[Extracted records]
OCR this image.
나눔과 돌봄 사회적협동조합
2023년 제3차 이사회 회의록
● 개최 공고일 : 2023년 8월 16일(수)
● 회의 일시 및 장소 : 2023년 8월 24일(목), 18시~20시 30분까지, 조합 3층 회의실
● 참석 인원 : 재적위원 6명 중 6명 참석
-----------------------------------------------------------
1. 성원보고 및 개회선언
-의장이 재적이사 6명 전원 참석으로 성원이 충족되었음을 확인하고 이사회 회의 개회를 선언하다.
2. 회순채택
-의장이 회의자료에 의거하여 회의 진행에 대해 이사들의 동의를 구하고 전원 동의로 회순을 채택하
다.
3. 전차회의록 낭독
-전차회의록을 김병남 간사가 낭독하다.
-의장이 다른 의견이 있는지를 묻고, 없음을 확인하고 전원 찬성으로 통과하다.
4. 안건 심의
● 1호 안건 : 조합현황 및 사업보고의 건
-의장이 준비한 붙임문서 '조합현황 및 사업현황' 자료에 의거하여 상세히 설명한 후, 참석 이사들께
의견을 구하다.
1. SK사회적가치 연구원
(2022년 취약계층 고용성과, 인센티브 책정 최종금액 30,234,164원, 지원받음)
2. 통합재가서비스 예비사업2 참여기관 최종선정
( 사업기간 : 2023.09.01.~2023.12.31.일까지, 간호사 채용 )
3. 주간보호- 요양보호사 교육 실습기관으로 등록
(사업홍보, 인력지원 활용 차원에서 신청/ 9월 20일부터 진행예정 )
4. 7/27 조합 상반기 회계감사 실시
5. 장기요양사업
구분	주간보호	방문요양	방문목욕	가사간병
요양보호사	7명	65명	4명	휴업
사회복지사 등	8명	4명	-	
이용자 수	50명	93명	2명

— Description of the task —
Lines containing the word "요양보호사" must all be returned from the material above.

— Response to this exercise —
3. 주간보호- 요양보호사 교육 실습기관으로 등록
요양보호사	7명	65명	4명	휴업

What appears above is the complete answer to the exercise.